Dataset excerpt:
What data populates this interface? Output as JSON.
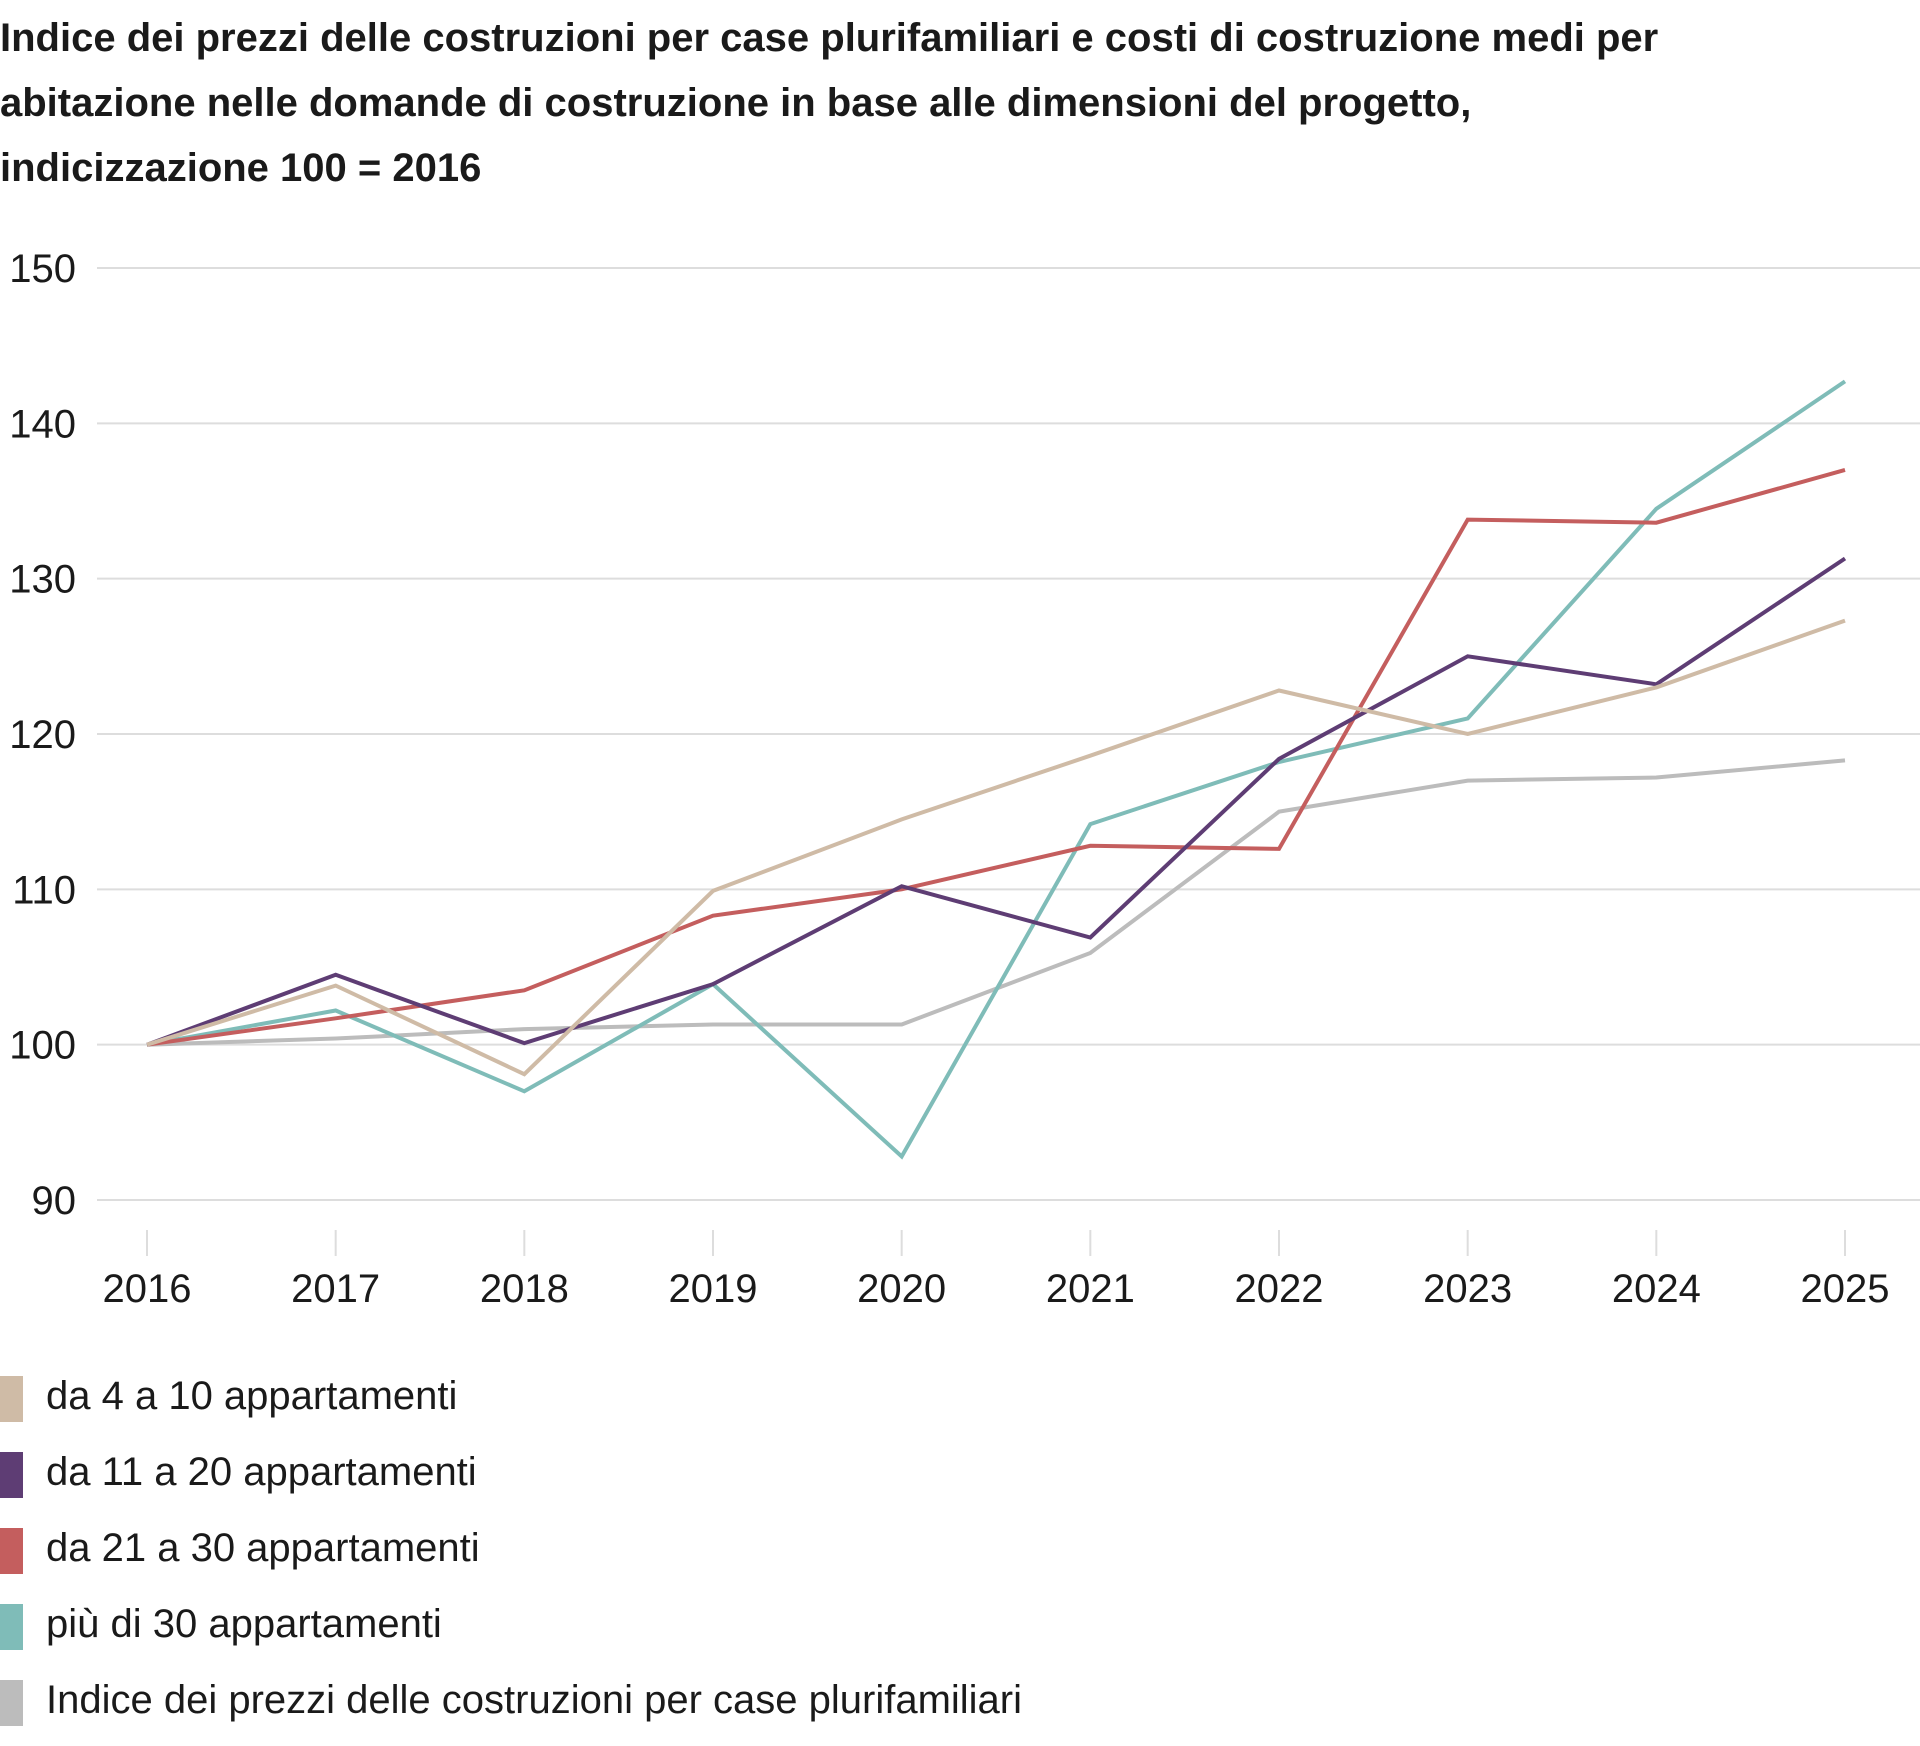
{
  "title_lines": [
    "Indice dei prezzi delle costruzioni per case plurifamiliari e costi di costruzione medi per",
    "abitazione nelle domande di costruzione in base alle dimensioni del progetto,",
    "indicizzazione 100 = 2016"
  ],
  "chart_data": {
    "type": "line",
    "title": "Indice dei prezzi delle costruzioni per case plurifamiliari e costi di costruzione medi per abitazione nelle domande di costruzione in base alle dimensioni del progetto, indicizzazione 100 = 2016",
    "xlabel": "",
    "ylabel": "",
    "x": [
      "2016",
      "2017",
      "2018",
      "2019",
      "2020",
      "2021",
      "2022",
      "2023",
      "2024",
      "2025"
    ],
    "ylim": [
      90,
      150
    ],
    "yticks": [
      90,
      100,
      110,
      120,
      130,
      140,
      150
    ],
    "grid": "horizontal",
    "legend_position": "bottom",
    "series": [
      {
        "name": "da 4 a 10 appartamenti",
        "color": "#cfbba6",
        "values": [
          100,
          103.8,
          98.1,
          109.9,
          114.5,
          118.6,
          122.8,
          120.0,
          123.0,
          127.3
        ]
      },
      {
        "name": "da 11 a 20 appartamenti",
        "color": "#5e3d74",
        "values": [
          100,
          104.5,
          100.1,
          103.9,
          110.2,
          106.9,
          118.4,
          125.0,
          123.2,
          131.3
        ]
      },
      {
        "name": "da 21 a 30 appartamenti",
        "color": "#c45e5e",
        "values": [
          100,
          101.7,
          103.5,
          108.3,
          110.0,
          112.8,
          112.6,
          133.8,
          133.6,
          137.0
        ]
      },
      {
        "name": "più di 30 appartamenti",
        "color": "#7fbcb8",
        "values": [
          100,
          102.2,
          97.0,
          103.9,
          92.8,
          114.2,
          118.2,
          121.0,
          134.5,
          142.7
        ]
      },
      {
        "name": "Indice dei prezzi delle costruzioni per case plurifamiliari",
        "color": "#bcbcbc",
        "values": [
          100,
          100.4,
          101.0,
          101.3,
          101.3,
          105.9,
          115.0,
          117.0,
          117.2,
          118.3
        ]
      }
    ]
  }
}
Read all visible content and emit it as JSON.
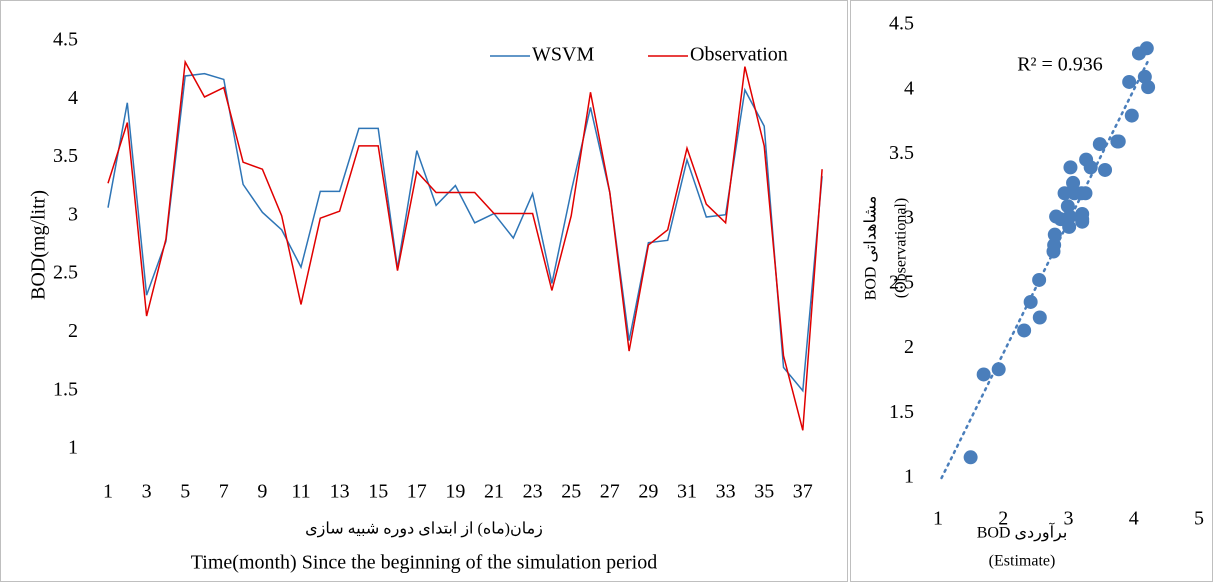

## Objective
Print the complete listing exactly as it stands, without its pictures.

## Finished task
What data populates this interface? Output as JSON.
{
  "title_lines": [
    "Indice dei prezzi delle costruzioni per case plurifamiliari e costi di costruzione medi per",
    "abitazione nelle domande di costruzione in base alle dimensioni del progetto,",
    "indicizzazione 100 = 2016"
  ],
  "chart_data": {
    "type": "line",
    "title": "Indice dei prezzi delle costruzioni per case plurifamiliari e costi di costruzione medi per abitazione nelle domande di costruzione in base alle dimensioni del progetto, indicizzazione 100 = 2016",
    "xlabel": "",
    "ylabel": "",
    "x": [
      "2016",
      "2017",
      "2018",
      "2019",
      "2020",
      "2021",
      "2022",
      "2023",
      "2024",
      "2025"
    ],
    "ylim": [
      90,
      150
    ],
    "yticks": [
      90,
      100,
      110,
      120,
      130,
      140,
      150
    ],
    "grid": "horizontal",
    "legend_position": "bottom",
    "series": [
      {
        "name": "da 4 a 10 appartamenti",
        "color": "#cfbba6",
        "values": [
          100,
          103.8,
          98.1,
          109.9,
          114.5,
          118.6,
          122.8,
          120.0,
          123.0,
          127.3
        ]
      },
      {
        "name": "da 11 a 20 appartamenti",
        "color": "#5e3d74",
        "values": [
          100,
          104.5,
          100.1,
          103.9,
          110.2,
          106.9,
          118.4,
          125.0,
          123.2,
          131.3
        ]
      },
      {
        "name": "da 21 a 30 appartamenti",
        "color": "#c45e5e",
        "values": [
          100,
          101.7,
          103.5,
          108.3,
          110.0,
          112.8,
          112.6,
          133.8,
          133.6,
          137.0
        ]
      },
      {
        "name": "più di 30 appartamenti",
        "color": "#7fbcb8",
        "values": [
          100,
          102.2,
          97.0,
          103.9,
          92.8,
          114.2,
          118.2,
          121.0,
          134.5,
          142.7
        ]
      },
      {
        "name": "Indice dei prezzi delle costruzioni per case plurifamiliari",
        "color": "#bcbcbc",
        "values": [
          100,
          100.4,
          101.0,
          101.3,
          101.3,
          105.9,
          115.0,
          117.0,
          117.2,
          118.3
        ]
      }
    ]
  }
}
Read all visible content and emit it as JSON.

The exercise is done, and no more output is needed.